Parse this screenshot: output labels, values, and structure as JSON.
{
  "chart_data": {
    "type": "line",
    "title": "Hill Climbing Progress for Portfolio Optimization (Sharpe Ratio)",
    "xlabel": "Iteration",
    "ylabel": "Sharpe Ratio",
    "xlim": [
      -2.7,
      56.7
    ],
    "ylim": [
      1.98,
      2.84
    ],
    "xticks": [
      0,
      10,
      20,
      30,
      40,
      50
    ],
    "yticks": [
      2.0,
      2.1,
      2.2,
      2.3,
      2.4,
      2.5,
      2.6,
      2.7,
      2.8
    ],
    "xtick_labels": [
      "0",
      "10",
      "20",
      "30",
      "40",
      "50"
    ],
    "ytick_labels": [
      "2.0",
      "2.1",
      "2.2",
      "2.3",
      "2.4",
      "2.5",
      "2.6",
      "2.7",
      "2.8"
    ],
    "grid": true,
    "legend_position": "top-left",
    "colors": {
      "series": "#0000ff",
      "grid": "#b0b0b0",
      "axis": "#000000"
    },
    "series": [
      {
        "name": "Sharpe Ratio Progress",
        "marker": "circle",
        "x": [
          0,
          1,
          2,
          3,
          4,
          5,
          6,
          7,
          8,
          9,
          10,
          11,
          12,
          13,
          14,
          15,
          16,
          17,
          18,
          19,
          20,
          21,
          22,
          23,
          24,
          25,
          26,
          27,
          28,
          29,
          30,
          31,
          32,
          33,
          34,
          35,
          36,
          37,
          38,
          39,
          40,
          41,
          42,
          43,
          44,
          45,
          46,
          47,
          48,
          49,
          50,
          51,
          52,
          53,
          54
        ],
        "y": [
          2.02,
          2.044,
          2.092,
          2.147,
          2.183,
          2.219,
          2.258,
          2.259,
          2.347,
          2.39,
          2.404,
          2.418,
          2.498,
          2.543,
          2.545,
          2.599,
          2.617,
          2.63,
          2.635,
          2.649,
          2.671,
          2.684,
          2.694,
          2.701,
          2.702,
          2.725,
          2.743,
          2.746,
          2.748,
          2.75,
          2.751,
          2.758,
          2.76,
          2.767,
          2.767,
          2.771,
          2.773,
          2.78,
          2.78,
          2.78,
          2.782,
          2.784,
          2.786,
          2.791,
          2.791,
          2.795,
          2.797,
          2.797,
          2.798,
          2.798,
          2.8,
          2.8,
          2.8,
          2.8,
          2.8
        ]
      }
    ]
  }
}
※ ※ ※
* [Problem requirements]:
Give a word-for-word copy of the records.

* [Solution below]:
Parse this screenshot: output labels, values, and structure as JSON.
{
  "chart_data": {
    "type": "line",
    "title": "Hill Climbing Progress for Portfolio Optimization (Sharpe Ratio)",
    "xlabel": "Iteration",
    "ylabel": "Sharpe Ratio",
    "xlim": [
      -2.7,
      56.7
    ],
    "ylim": [
      1.98,
      2.84
    ],
    "xticks": [
      0,
      10,
      20,
      30,
      40,
      50
    ],
    "yticks": [
      2.0,
      2.1,
      2.2,
      2.3,
      2.4,
      2.5,
      2.6,
      2.7,
      2.8
    ],
    "xtick_labels": [
      "0",
      "10",
      "20",
      "30",
      "40",
      "50"
    ],
    "ytick_labels": [
      "2.0",
      "2.1",
      "2.2",
      "2.3",
      "2.4",
      "2.5",
      "2.6",
      "2.7",
      "2.8"
    ],
    "grid": true,
    "legend_position": "top-left",
    "colors": {
      "series": "#0000ff",
      "grid": "#b0b0b0",
      "axis": "#000000"
    },
    "series": [
      {
        "name": "Sharpe Ratio Progress",
        "marker": "circle",
        "x": [
          0,
          1,
          2,
          3,
          4,
          5,
          6,
          7,
          8,
          9,
          10,
          11,
          12,
          13,
          14,
          15,
          16,
          17,
          18,
          19,
          20,
          21,
          22,
          23,
          24,
          25,
          26,
          27,
          28,
          29,
          30,
          31,
          32,
          33,
          34,
          35,
          36,
          37,
          38,
          39,
          40,
          41,
          42,
          43,
          44,
          45,
          46,
          47,
          48,
          49,
          50,
          51,
          52,
          53,
          54
        ],
        "y": [
          2.02,
          2.044,
          2.092,
          2.147,
          2.183,
          2.219,
          2.258,
          2.259,
          2.347,
          2.39,
          2.404,
          2.418,
          2.498,
          2.543,
          2.545,
          2.599,
          2.617,
          2.63,
          2.635,
          2.649,
          2.671,
          2.684,
          2.694,
          2.701,
          2.702,
          2.725,
          2.743,
          2.746,
          2.748,
          2.75,
          2.751,
          2.758,
          2.76,
          2.767,
          2.767,
          2.771,
          2.773,
          2.78,
          2.78,
          2.78,
          2.782,
          2.784,
          2.786,
          2.791,
          2.791,
          2.795,
          2.797,
          2.797,
          2.798,
          2.798,
          2.8,
          2.8,
          2.8,
          2.8,
          2.8
        ]
      }
    ]
  }
}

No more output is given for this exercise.